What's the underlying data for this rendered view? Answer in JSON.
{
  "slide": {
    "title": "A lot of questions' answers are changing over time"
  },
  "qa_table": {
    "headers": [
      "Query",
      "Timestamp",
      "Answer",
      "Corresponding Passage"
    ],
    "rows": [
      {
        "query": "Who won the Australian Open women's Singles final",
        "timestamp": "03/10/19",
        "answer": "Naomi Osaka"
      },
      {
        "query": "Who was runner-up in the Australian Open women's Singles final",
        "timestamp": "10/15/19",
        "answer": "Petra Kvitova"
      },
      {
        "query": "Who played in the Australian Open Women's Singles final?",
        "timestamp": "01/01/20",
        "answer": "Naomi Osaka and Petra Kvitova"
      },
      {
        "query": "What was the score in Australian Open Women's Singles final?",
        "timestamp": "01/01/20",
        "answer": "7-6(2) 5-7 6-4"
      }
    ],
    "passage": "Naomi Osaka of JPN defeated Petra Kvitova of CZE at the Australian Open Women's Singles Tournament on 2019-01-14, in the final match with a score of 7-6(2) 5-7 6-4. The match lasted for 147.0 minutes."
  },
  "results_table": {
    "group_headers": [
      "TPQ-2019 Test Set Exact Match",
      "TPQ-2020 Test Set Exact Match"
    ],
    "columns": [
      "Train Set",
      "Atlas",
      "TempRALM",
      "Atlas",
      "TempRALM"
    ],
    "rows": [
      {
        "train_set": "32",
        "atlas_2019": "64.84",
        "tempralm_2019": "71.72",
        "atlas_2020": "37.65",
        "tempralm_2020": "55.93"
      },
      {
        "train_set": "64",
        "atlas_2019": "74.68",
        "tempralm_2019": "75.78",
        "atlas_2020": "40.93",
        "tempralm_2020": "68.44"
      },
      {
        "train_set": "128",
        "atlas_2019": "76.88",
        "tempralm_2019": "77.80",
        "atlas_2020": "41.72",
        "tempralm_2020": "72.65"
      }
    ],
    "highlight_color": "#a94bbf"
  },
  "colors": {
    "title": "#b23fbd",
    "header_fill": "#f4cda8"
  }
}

··········

TASK BRIEF: Return each line of the data exactly as written above.

OUTPUT OF THE TASK:
What's the underlying data for this rendered view? Answer in JSON.
{
  "slide": {
    "title": "A lot of questions' answers are changing over time"
  },
  "qa_table": {
    "headers": [
      "Query",
      "Timestamp",
      "Answer",
      "Corresponding Passage"
    ],
    "rows": [
      {
        "query": "Who won the Australian Open women's Singles final",
        "timestamp": "03/10/19",
        "answer": "Naomi Osaka"
      },
      {
        "query": "Who was runner-up in the Australian Open women's Singles final",
        "timestamp": "10/15/19",
        "answer": "Petra Kvitova"
      },
      {
        "query": "Who played in the Australian Open Women's Singles final?",
        "timestamp": "01/01/20",
        "answer": "Naomi Osaka and Petra Kvitova"
      },
      {
        "query": "What was the score in Australian Open Women's Singles final?",
        "timestamp": "01/01/20",
        "answer": "7-6(2) 5-7 6-4"
      }
    ],
    "passage": "Naomi Osaka of JPN defeated Petra Kvitova of CZE at the Australian Open Women's Singles Tournament on 2019-01-14, in the final match with a score of 7-6(2) 5-7 6-4. The match lasted for 147.0 minutes."
  },
  "results_table": {
    "group_headers": [
      "TPQ-2019 Test Set Exact Match",
      "TPQ-2020 Test Set Exact Match"
    ],
    "columns": [
      "Train Set",
      "Atlas",
      "TempRALM",
      "Atlas",
      "TempRALM"
    ],
    "rows": [
      {
        "train_set": "32",
        "atlas_2019": "64.84",
        "tempralm_2019": "71.72",
        "atlas_2020": "37.65",
        "tempralm_2020": "55.93"
      },
      {
        "train_set": "64",
        "atlas_2019": "74.68",
        "tempralm_2019": "75.78",
        "atlas_2020": "40.93",
        "tempralm_2020": "68.44"
      },
      {
        "train_set": "128",
        "atlas_2019": "76.88",
        "tempralm_2019": "77.80",
        "atlas_2020": "41.72",
        "tempralm_2020": "72.65"
      }
    ],
    "highlight_color": "#a94bbf"
  },
  "colors": {
    "title": "#b23fbd",
    "header_fill": "#f4cda8"
  }
}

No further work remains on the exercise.